Data entries:
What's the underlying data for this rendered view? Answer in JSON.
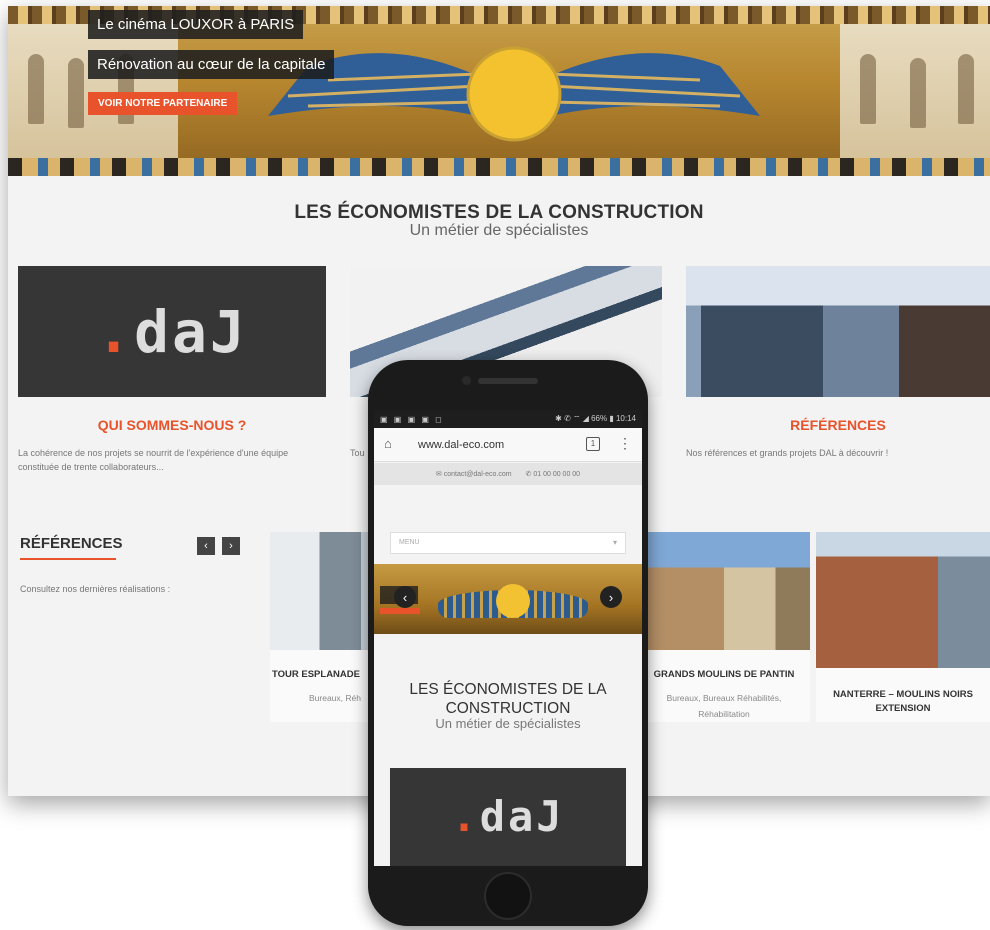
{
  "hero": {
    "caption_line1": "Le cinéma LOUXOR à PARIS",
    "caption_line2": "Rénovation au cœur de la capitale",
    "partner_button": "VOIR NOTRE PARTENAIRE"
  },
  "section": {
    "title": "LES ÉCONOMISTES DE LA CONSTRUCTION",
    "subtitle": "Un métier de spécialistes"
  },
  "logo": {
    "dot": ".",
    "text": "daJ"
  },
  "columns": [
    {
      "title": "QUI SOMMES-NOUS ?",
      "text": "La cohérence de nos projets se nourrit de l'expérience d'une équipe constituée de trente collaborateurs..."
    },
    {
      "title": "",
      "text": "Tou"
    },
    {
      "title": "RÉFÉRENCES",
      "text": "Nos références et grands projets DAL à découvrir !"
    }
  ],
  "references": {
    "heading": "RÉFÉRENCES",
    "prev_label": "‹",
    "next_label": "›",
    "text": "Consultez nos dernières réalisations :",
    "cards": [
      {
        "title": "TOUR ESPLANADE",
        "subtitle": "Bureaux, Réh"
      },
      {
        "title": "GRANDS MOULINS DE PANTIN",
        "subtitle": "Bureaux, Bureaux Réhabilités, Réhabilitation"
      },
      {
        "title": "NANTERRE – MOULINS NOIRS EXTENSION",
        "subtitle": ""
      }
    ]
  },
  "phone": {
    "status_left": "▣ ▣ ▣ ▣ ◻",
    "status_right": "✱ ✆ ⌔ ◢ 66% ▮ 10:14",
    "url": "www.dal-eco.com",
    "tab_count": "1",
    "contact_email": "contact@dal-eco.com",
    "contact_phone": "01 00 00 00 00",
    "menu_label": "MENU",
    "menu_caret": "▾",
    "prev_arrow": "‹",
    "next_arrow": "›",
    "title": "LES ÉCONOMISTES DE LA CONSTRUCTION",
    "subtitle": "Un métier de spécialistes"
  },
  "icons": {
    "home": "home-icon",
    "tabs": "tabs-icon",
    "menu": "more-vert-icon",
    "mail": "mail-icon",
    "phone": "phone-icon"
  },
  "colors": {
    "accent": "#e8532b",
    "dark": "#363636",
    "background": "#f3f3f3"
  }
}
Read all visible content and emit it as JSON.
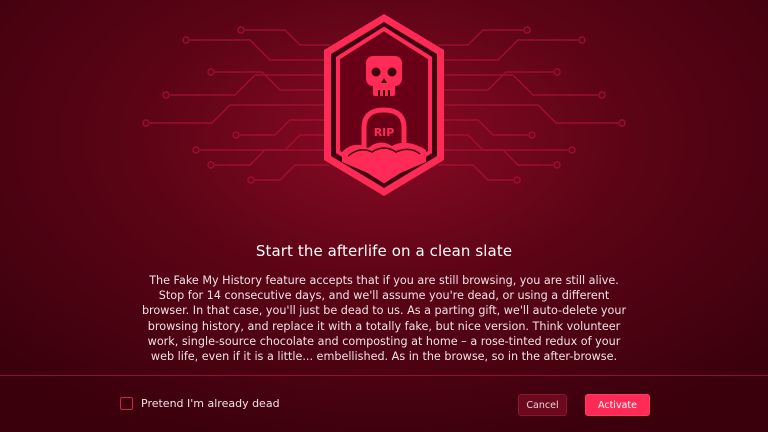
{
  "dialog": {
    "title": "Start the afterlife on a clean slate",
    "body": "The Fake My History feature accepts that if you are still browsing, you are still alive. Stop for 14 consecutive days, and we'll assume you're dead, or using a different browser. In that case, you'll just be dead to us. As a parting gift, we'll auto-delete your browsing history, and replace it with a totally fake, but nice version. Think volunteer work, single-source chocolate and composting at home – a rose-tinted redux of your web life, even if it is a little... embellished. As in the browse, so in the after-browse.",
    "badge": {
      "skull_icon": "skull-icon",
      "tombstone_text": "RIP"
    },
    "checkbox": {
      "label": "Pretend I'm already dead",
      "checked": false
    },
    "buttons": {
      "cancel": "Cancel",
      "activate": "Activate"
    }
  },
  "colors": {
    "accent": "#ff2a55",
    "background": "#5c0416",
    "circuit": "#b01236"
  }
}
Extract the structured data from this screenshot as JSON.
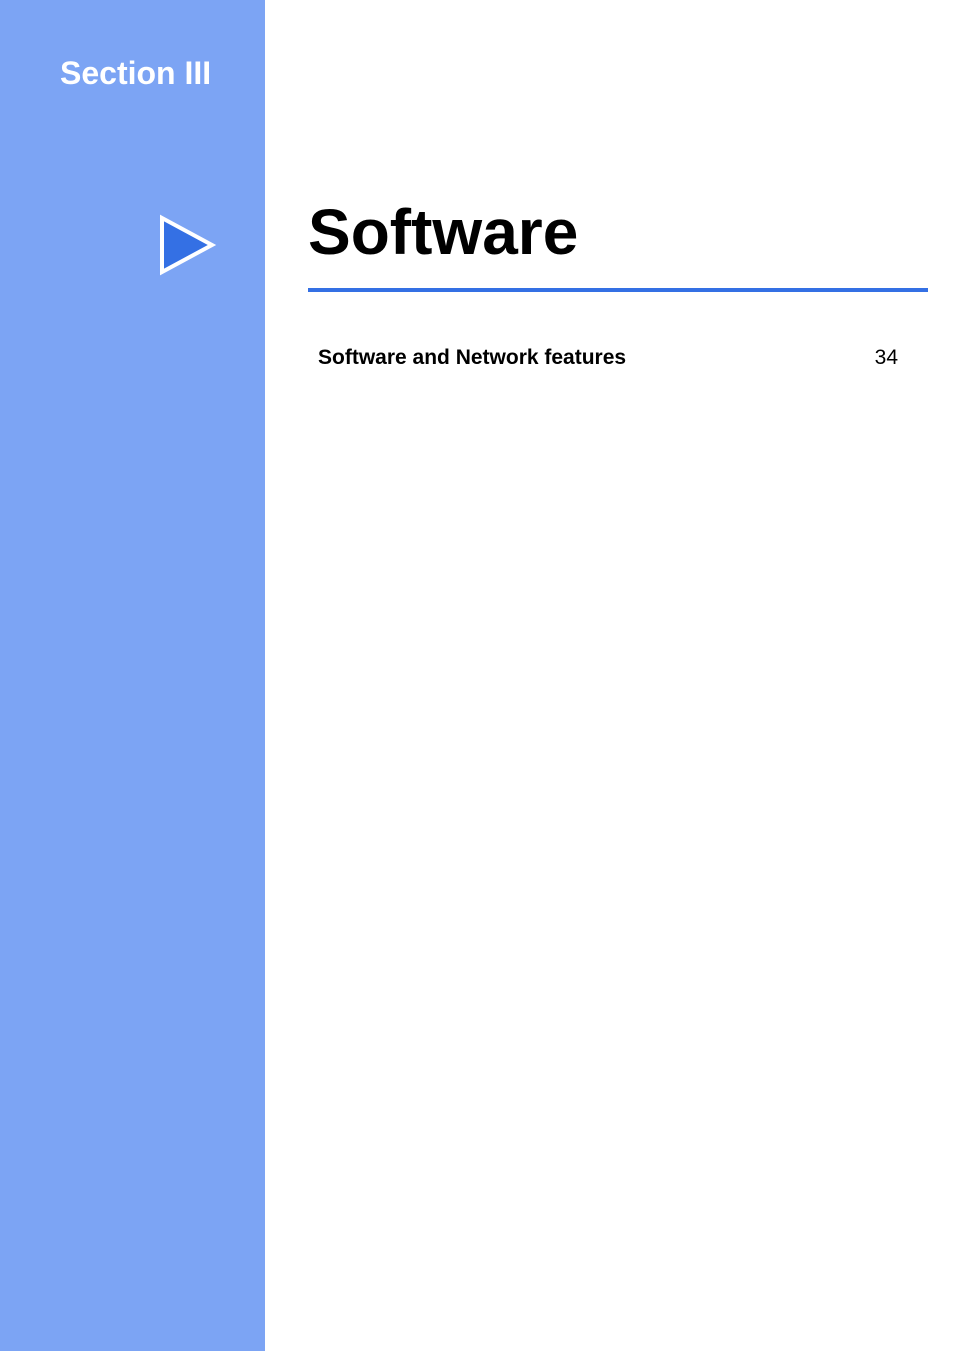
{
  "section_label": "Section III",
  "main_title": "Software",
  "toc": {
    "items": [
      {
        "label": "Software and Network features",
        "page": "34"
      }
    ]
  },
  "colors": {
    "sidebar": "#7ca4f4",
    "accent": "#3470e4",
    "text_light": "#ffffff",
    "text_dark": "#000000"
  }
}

REQUIRED TASK:
Copy each line of the data that contains the word "Bureaux".

OUTPUT FOR THIS TASK:
        "subtitle": "Bureaux, Réh"
        "subtitle": "Bureaux, Bureaux Réhabilités, Réhabilitation"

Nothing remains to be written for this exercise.